**What this task involves**
Gather all lines from the material that contain "TRƯƠNG".

(Stored records)
[START]

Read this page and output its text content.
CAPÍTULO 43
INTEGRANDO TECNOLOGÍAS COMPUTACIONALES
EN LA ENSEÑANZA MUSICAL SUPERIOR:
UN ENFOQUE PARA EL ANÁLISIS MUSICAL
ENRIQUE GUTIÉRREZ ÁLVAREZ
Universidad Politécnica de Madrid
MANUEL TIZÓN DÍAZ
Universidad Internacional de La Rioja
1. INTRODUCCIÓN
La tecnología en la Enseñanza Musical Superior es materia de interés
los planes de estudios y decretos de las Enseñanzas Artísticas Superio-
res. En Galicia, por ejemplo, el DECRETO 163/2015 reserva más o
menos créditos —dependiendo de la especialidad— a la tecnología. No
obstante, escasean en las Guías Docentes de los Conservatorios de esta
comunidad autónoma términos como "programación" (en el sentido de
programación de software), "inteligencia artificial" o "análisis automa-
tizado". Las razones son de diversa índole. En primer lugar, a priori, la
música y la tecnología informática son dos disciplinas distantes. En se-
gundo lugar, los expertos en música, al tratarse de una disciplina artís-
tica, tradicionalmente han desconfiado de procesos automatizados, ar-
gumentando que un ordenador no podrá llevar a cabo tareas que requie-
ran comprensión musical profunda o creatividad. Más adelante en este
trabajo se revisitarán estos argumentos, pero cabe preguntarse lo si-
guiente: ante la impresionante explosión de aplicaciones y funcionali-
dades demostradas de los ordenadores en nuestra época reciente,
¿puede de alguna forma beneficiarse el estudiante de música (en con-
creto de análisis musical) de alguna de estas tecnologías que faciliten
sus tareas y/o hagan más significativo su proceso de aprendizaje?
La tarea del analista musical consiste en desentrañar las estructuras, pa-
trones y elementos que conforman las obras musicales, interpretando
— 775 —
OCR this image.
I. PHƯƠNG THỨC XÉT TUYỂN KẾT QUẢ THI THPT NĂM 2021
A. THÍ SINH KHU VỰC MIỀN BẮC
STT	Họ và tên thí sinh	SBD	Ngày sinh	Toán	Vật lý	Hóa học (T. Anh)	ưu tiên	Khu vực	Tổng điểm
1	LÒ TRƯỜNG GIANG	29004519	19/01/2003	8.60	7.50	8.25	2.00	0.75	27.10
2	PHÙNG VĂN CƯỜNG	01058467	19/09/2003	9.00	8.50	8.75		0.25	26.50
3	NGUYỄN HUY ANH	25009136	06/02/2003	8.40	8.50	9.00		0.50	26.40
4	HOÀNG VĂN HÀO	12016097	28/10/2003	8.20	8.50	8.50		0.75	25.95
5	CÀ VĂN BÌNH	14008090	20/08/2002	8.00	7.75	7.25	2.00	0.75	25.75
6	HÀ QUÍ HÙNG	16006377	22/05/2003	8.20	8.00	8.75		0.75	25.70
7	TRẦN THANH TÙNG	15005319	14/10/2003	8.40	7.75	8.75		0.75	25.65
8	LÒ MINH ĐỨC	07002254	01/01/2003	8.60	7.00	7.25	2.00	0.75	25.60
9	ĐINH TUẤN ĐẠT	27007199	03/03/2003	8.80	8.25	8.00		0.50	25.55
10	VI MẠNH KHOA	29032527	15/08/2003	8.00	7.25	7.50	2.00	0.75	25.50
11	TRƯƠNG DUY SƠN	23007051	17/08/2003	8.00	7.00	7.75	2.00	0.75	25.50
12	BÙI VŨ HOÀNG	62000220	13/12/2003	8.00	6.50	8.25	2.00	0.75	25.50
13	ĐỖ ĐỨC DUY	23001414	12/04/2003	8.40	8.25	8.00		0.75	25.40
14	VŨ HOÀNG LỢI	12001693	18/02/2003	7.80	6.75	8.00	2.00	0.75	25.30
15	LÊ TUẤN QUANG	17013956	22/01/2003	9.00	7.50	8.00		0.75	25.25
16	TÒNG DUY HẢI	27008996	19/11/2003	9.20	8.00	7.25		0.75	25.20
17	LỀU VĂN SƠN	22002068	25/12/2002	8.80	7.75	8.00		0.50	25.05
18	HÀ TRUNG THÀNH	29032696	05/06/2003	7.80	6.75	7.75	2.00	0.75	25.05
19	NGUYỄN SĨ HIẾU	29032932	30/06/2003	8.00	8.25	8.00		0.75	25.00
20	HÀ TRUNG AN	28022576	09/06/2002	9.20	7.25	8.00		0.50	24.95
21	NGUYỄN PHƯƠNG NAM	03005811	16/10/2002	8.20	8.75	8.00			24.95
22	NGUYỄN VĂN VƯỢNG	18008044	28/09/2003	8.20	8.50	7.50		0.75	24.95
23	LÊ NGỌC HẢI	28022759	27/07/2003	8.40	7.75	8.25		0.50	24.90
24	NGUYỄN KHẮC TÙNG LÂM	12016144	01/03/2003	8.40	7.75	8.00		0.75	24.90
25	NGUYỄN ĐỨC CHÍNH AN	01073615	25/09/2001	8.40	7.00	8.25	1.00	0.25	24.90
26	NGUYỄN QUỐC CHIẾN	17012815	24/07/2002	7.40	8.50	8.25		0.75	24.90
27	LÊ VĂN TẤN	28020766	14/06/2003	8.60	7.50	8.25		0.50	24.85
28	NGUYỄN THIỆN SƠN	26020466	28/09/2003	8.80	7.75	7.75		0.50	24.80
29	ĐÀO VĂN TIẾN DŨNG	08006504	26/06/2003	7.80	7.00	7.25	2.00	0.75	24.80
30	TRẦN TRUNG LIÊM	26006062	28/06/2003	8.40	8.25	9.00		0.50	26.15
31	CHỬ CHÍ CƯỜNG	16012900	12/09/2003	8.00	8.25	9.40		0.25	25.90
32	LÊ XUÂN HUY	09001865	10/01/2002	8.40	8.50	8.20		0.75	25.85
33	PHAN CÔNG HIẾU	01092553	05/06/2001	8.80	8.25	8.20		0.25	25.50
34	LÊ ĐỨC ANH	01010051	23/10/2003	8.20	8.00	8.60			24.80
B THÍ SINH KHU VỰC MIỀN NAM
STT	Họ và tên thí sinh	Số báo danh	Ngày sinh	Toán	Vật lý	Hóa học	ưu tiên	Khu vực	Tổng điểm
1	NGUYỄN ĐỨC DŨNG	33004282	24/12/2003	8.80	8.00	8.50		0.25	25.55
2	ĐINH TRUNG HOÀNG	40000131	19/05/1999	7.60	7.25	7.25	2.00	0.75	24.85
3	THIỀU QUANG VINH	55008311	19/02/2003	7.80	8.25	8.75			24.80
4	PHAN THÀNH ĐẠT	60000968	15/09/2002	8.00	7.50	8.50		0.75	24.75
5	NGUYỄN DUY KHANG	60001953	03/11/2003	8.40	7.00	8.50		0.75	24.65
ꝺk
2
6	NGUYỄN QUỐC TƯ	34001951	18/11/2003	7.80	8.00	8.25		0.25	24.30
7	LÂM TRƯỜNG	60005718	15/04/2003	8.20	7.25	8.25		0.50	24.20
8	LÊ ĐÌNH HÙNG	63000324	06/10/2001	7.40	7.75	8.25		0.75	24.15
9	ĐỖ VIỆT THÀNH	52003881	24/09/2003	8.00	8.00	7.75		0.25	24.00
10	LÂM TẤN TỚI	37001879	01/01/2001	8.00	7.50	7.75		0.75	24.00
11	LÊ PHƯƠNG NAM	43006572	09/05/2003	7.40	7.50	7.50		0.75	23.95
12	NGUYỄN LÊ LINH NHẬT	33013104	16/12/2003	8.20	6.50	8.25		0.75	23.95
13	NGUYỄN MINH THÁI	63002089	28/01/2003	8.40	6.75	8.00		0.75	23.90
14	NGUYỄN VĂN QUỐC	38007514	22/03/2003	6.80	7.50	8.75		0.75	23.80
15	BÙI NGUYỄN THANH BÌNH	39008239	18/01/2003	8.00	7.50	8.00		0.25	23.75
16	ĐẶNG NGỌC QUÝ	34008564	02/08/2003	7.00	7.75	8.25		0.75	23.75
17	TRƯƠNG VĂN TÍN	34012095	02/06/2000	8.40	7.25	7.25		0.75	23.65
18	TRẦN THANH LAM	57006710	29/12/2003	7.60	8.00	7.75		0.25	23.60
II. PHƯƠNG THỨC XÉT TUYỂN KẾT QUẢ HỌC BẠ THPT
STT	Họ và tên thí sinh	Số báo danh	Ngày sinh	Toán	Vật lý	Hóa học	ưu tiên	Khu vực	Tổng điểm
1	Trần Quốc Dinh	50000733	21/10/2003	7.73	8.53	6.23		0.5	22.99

[END]

**Correct answer**
11	TRƯƠNG DUY SƠN	23007051	17/08/2003	8.00	7.00	7.75	2.00	0.75	25.50
17	TRƯƠNG VĂN TÍN	34012095	02/06/2000	8.40	7.25	7.25		0.75	23.65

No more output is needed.